DIRECTIONS:
Work out the number of lines containing "screenshot". Give that number alone.

— START RECORDED DATA —

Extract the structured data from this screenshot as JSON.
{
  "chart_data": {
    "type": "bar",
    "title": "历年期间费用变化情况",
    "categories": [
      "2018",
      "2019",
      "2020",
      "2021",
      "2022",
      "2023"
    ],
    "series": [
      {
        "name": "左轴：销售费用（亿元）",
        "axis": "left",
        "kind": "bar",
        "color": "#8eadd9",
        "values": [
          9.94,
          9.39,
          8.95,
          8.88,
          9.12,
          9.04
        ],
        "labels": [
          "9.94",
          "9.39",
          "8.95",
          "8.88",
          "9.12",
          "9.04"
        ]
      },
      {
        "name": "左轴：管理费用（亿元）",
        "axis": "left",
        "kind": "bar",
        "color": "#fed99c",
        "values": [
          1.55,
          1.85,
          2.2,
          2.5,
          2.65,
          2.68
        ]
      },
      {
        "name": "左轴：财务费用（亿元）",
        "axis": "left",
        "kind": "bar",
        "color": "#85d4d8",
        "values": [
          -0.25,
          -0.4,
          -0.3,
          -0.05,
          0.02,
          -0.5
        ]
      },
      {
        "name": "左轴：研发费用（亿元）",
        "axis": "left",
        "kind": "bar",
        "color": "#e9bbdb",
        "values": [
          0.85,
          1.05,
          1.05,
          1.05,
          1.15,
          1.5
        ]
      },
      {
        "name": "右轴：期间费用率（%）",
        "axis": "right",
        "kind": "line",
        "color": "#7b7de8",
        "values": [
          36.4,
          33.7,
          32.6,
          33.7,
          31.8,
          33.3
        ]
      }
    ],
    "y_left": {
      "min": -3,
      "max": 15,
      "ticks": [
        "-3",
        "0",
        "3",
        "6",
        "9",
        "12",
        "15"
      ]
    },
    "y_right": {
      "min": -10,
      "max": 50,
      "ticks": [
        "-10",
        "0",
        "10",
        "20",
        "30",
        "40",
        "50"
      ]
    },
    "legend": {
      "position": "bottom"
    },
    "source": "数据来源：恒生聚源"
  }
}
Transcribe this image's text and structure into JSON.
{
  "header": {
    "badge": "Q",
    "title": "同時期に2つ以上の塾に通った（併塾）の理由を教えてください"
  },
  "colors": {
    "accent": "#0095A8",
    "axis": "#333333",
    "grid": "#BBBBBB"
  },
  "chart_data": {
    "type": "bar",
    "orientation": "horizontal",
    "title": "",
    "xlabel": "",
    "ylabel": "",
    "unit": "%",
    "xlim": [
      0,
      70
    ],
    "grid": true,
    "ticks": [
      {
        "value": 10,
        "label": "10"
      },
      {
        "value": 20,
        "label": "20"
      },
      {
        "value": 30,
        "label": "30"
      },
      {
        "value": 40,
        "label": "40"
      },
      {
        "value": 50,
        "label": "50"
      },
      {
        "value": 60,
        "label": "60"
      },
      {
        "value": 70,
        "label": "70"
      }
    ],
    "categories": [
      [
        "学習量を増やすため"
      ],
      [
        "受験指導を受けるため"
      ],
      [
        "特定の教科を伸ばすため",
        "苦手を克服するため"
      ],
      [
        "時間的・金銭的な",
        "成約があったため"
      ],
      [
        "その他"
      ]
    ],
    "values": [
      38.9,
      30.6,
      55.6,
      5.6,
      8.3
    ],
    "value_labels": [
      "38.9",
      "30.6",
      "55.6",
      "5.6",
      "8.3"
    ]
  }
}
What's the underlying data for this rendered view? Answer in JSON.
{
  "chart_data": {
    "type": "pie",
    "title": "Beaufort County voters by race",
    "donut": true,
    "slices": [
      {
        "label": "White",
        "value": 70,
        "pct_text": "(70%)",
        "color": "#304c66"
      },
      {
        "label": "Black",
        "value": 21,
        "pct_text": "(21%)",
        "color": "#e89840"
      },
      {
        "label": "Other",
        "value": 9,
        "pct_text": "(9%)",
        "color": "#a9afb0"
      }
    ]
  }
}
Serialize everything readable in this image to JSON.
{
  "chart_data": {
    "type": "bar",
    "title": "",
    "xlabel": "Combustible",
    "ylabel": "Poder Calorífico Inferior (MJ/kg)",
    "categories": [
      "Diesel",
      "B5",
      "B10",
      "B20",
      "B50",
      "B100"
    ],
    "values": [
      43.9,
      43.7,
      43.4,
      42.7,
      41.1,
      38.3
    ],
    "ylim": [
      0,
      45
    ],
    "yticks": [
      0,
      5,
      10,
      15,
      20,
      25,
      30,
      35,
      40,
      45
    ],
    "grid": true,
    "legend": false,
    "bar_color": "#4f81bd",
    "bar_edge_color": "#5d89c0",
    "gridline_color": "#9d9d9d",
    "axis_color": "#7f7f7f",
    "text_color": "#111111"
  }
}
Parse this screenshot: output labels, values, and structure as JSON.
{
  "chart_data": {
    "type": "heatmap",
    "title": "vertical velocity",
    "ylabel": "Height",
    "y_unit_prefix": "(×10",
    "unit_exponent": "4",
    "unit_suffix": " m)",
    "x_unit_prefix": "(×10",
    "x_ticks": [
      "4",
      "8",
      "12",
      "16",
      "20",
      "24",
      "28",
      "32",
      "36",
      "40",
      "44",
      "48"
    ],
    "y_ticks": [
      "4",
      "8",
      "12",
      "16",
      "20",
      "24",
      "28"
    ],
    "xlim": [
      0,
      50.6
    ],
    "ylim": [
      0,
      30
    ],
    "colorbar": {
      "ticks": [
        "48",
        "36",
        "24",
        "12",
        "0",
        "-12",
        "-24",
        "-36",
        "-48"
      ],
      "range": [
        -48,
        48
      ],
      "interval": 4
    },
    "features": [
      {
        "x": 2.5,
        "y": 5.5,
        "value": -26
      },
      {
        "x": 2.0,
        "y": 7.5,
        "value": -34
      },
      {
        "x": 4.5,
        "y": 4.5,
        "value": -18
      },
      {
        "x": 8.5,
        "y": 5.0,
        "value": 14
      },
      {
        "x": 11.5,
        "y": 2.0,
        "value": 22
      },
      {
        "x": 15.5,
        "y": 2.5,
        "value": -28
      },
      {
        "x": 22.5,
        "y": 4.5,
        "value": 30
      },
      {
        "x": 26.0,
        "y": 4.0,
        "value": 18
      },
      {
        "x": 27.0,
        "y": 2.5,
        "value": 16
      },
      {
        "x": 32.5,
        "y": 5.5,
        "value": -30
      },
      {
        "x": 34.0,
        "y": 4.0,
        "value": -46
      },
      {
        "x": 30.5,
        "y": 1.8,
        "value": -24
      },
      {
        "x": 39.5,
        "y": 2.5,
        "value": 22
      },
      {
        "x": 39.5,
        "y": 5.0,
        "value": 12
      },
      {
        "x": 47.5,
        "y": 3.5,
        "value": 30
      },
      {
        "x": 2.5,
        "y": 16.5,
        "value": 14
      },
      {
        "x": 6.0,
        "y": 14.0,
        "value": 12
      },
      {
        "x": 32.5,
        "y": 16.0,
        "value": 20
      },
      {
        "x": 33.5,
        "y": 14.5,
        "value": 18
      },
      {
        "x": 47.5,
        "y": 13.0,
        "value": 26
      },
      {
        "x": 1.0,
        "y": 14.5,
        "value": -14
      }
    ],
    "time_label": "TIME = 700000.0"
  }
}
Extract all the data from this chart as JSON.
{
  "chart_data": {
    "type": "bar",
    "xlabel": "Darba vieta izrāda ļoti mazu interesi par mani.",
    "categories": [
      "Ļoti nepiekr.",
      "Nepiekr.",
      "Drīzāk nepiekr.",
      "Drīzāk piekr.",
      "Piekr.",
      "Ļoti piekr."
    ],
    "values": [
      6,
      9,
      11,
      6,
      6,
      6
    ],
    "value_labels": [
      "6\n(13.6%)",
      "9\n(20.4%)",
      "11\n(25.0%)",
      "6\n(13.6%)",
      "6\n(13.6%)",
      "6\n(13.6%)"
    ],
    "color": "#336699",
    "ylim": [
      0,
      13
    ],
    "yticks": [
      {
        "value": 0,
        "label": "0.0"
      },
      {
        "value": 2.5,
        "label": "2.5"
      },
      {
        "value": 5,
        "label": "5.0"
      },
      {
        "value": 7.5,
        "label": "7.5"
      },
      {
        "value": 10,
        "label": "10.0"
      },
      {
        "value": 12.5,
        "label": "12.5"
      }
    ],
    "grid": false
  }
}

— END RECORDED DATA —

RESULT OF THE EXERCISE:
2